**Required action**
In the interview below, turn the paragraph that begins "Ha, great question" into a short list that keeps its main points.
START Passage shown
William D. Lopez is a clinical assistant professor of health behavior and health education at the University of Michigan School of Public Health. He is also the author of Separated: Family and Community in the Aftermath of an Immigration Raid. The critically acclaimed work, set in Michigan’s Washtenaw County, details the terrible strain that immigration raids place on Latinx communities—and the families and friends who must deal with their extensive fallout. To help mark Hispanic Heritage Month, Mr. Lopez sat with us for an interview.
Do you do anything special to celebrate Hispanic Heritage Month?
In my house, not specifically. As a Latino, the father to two multi-racial Latino children and the child of an immigrant mother, I like to think the culture that shaped my life is something that is constantly in the foreground. In my house, we try to integrate cultural pride into the books we read, the movies we watch, and in the stories, we tell each other, 12 months of the year.
What do you think about the term Hispanic?
Ha, great question. When I was growing up in Texas, my mom, born in Mexico, used the term Mexican. I remember discussing when and who got to use “American.” As I grew older, I started referring to myself as Hispanic, then Latino. I haven’t adopted Latinx in every setting, but my daughter has! How we describe ourselves is part of an ongoing, constant discussion shaped by our collective resistance and creativity. It’s critical to keep refining the terms that define and sustain us. But, at the same time, ICE (Immigration and Customs Enforcement) is going to use the same system and tools to oppress us regardless of how we qualify ourselves. So we also have to remember to work against the policies that target us no matter how we identify.
What’s your thumbnail description of Separated?
It is a book that chronicles the aftereffects from a single ICE raid in Washtenaw County. By following the ripple effects of what happens in the lives of those who’ve been affected by them, I wanted to force us to think about the broad impacts of how these raids affect not just the people caught up in them, but also their families and the communities they live in.
END Passage shown
START Information provided
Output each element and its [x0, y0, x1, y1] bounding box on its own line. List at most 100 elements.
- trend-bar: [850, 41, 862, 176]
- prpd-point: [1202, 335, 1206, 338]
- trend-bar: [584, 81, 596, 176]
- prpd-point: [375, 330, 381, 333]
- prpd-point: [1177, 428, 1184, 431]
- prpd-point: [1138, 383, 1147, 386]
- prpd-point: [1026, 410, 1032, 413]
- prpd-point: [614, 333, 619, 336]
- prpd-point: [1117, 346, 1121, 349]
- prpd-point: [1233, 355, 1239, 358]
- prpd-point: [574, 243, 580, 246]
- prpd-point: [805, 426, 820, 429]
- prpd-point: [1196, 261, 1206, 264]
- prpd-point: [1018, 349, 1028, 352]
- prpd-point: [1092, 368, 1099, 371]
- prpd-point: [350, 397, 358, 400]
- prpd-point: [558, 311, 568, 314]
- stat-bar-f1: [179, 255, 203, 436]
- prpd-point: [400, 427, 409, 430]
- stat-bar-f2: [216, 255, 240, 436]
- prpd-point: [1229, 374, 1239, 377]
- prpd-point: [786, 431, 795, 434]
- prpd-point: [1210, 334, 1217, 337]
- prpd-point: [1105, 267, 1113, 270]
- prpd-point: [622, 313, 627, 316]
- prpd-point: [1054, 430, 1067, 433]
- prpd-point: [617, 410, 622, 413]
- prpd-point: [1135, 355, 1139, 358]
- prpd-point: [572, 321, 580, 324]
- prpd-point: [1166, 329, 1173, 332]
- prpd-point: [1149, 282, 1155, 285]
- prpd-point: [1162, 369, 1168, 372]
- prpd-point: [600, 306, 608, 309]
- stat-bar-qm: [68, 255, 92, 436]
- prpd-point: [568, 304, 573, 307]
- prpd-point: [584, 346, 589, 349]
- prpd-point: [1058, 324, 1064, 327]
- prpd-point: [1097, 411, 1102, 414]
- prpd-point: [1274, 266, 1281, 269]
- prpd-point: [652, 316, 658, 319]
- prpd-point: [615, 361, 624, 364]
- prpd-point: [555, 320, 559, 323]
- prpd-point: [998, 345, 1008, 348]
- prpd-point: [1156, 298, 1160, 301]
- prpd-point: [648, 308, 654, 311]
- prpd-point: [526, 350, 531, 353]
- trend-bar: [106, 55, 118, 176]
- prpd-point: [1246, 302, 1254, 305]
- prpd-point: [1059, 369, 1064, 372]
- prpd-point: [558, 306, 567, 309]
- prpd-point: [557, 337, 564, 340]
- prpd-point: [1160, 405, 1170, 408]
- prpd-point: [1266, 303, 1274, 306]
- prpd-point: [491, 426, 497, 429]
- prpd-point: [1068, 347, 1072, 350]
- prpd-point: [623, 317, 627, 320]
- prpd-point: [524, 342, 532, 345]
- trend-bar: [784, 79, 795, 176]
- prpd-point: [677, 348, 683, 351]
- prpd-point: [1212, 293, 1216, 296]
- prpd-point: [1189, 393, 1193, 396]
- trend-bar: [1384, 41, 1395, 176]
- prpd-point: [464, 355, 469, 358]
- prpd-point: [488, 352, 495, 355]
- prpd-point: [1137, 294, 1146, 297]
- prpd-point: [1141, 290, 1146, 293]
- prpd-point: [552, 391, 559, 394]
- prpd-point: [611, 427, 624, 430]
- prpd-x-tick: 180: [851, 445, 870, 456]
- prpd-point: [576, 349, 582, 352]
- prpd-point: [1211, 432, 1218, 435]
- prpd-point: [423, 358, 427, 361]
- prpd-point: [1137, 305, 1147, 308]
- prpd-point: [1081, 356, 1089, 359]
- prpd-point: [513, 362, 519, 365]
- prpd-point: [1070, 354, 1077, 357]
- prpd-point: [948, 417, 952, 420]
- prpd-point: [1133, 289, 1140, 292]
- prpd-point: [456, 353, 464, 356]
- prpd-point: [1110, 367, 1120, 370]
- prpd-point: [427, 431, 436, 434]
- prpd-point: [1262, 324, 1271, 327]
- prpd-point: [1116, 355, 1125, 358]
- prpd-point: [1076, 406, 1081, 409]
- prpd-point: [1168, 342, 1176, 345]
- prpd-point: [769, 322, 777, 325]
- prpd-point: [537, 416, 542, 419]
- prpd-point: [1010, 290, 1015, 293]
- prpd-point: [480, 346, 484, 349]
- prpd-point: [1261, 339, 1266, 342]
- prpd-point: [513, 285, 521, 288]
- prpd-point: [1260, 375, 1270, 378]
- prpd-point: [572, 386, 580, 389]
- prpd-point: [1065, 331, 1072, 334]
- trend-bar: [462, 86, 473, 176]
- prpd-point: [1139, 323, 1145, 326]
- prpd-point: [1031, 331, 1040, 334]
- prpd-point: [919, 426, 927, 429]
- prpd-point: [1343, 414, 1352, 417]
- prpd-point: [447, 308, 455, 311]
END Information provided
**Result of the task**
- Growing up in Texas, I heard my Mexican-born mom use the term Mexican, and we discussed who got to use "American."
- Over time I called myself Hispanic, then Latino. I don't use Latinx everywhere, but my daughter does.
- How we describe ourselves is an ongoing discussion shaped by our shared resistance and creativity, and we need to keep refining those terms.
- ICE will use the same tools to oppress us whatever we call ourselves, so we must also work against the policies that target us.